EXERCISE DESCRIPTION: Wherever a line below holds the word "Muse", copy that line.

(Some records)
** Begin **

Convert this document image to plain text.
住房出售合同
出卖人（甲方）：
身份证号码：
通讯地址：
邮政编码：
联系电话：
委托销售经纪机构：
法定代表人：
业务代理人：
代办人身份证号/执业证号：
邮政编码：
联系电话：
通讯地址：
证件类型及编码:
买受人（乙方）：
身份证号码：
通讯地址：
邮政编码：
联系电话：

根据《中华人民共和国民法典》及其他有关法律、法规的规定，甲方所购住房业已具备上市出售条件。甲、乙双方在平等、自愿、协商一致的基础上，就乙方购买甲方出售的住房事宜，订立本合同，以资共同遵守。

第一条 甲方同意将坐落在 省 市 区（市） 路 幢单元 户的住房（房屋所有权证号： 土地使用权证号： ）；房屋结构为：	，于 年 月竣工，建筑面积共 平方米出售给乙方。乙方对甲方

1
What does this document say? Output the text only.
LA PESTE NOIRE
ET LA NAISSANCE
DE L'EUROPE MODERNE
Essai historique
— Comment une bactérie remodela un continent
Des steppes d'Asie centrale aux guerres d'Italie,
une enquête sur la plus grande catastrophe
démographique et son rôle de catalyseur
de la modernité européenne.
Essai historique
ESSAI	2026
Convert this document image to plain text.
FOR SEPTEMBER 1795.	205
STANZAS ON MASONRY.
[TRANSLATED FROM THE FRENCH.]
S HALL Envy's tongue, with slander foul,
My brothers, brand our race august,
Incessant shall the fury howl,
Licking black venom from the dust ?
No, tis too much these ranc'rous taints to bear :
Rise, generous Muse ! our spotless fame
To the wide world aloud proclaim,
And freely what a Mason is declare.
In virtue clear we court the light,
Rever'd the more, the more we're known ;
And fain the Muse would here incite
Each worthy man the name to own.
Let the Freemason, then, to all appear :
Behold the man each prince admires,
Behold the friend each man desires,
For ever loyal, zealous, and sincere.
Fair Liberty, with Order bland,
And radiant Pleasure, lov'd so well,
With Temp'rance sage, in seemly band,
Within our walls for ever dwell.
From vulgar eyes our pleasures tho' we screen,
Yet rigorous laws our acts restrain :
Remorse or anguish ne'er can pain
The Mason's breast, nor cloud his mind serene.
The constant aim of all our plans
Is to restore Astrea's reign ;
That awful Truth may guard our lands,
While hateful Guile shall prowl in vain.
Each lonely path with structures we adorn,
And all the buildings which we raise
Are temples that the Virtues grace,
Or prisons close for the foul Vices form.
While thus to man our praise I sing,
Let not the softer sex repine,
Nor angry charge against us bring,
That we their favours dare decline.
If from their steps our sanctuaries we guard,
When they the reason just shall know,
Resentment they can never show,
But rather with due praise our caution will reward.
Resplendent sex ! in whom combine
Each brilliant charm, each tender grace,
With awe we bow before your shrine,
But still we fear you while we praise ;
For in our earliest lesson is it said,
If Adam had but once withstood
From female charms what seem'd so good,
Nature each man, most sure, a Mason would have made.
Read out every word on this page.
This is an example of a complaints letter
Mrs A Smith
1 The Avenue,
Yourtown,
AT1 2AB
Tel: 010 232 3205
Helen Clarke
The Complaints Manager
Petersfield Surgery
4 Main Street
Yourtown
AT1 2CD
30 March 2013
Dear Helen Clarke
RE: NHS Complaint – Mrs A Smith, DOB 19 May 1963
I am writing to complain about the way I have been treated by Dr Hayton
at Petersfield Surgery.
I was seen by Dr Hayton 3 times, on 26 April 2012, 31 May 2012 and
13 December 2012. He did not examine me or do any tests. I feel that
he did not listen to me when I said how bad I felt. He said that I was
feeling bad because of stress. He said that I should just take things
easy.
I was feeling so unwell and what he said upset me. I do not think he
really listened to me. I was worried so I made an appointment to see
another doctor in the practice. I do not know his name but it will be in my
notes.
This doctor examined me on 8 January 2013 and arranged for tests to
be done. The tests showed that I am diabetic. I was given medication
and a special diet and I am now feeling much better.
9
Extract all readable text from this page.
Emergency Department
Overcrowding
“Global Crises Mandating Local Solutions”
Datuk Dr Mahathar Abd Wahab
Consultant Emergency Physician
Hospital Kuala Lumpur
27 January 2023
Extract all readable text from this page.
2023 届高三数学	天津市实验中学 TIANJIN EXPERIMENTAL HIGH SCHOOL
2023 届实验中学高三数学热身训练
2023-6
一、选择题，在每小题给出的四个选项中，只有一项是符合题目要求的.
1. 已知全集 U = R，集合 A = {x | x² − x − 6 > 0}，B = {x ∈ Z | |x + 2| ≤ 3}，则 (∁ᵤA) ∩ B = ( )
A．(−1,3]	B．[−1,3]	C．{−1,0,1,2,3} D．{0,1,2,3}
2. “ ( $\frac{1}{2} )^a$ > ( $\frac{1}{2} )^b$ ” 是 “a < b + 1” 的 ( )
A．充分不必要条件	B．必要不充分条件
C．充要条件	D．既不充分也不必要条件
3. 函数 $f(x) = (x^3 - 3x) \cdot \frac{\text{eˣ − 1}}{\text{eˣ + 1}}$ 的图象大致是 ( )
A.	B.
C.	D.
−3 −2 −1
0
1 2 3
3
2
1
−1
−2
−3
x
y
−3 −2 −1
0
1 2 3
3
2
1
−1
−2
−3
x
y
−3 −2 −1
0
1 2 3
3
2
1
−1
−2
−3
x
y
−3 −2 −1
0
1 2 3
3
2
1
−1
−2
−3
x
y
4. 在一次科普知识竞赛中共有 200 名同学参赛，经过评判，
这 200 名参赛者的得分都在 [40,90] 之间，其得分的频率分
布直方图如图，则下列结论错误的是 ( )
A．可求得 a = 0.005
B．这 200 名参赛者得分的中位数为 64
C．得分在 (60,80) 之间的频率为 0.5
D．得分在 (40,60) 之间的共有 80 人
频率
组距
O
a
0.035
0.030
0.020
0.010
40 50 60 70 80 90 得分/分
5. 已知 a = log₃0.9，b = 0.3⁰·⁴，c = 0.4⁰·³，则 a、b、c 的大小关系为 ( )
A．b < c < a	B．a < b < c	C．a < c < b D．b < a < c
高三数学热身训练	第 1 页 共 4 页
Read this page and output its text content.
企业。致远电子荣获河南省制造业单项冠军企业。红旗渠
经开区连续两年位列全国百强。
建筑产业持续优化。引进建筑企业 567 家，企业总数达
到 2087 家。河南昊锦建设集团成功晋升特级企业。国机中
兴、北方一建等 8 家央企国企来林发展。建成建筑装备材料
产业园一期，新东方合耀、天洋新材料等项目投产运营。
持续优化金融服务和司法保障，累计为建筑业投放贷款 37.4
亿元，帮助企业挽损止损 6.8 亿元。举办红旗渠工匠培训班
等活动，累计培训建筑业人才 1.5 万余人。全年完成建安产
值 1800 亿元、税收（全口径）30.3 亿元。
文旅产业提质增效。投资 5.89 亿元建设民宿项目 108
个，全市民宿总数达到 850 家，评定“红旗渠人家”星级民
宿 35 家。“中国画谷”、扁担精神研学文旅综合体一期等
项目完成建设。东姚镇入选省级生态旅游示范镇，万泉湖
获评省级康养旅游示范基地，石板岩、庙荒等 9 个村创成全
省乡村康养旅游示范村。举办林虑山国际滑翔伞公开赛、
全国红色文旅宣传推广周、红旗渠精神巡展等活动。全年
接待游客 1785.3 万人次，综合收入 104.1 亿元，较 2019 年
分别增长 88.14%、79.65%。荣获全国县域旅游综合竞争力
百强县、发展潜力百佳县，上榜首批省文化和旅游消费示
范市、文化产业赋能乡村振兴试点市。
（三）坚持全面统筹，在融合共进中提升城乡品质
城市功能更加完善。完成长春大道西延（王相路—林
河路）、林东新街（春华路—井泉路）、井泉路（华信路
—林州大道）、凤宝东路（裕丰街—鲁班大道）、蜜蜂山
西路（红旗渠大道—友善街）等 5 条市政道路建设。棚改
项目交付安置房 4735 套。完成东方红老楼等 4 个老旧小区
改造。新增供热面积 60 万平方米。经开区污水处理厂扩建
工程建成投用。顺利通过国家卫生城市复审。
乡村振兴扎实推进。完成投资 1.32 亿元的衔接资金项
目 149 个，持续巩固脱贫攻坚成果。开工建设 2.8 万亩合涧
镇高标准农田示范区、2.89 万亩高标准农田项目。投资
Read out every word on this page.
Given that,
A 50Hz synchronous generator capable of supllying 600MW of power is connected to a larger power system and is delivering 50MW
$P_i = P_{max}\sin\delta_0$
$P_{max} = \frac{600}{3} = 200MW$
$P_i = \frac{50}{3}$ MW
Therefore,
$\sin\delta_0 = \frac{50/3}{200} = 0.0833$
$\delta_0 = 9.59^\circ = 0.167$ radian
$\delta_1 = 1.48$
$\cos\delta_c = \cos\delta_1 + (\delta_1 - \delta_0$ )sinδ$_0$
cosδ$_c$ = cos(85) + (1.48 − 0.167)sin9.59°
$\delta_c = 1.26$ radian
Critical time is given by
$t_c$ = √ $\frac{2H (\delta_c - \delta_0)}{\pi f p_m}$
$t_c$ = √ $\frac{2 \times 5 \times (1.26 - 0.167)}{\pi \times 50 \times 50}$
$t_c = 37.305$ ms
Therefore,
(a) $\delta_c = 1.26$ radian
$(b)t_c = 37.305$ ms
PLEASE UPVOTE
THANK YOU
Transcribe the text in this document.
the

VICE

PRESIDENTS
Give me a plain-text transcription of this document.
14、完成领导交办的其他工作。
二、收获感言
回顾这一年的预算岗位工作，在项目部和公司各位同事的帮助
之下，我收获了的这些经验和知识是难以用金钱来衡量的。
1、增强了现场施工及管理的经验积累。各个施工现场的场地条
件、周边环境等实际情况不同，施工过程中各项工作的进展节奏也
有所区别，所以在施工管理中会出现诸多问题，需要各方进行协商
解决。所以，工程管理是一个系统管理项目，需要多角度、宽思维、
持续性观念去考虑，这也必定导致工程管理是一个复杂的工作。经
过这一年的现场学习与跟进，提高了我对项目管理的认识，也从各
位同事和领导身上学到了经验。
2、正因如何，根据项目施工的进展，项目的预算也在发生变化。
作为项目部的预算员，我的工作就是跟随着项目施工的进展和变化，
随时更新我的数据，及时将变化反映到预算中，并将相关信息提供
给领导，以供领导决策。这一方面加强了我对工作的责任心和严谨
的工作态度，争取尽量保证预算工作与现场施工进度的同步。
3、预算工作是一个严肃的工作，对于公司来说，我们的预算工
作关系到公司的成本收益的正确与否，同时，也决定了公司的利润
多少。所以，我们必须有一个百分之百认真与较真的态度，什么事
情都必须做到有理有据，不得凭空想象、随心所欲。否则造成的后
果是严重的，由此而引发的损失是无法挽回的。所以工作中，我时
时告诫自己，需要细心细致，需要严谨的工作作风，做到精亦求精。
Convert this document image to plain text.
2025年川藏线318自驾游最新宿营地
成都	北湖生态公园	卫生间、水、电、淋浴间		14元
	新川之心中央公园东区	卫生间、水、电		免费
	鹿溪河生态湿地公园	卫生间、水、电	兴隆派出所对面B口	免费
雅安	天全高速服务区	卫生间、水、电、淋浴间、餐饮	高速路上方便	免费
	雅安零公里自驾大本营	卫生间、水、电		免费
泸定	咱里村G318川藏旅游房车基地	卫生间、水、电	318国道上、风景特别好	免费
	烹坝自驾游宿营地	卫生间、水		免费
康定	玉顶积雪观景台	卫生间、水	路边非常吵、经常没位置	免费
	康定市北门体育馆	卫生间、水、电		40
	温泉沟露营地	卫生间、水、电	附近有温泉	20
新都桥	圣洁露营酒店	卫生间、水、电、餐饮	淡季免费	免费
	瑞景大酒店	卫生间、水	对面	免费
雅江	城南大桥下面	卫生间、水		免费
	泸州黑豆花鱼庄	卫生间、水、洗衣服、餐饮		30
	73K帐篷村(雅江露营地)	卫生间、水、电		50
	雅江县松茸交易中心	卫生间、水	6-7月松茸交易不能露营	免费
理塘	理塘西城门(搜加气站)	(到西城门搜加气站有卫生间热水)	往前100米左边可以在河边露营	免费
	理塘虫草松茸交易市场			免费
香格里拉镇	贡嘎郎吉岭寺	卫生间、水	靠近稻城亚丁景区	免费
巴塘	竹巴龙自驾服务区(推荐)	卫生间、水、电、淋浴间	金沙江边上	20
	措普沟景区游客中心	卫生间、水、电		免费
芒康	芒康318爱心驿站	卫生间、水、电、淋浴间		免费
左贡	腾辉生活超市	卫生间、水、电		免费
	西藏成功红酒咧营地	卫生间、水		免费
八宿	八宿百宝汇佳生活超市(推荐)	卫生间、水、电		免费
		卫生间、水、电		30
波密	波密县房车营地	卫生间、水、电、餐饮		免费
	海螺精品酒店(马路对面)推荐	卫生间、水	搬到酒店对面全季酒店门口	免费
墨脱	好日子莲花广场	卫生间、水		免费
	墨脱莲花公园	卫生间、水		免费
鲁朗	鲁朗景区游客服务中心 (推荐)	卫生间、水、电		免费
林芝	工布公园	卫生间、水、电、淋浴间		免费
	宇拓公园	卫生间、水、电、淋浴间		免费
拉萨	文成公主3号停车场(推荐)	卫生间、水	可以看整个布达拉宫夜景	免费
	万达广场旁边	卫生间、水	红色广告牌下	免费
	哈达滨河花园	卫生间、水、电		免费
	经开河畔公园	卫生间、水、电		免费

** End **

EXPECTED ANSWER:
Rise, generous Muse ! our spotless fame
And fain the Muse would here incite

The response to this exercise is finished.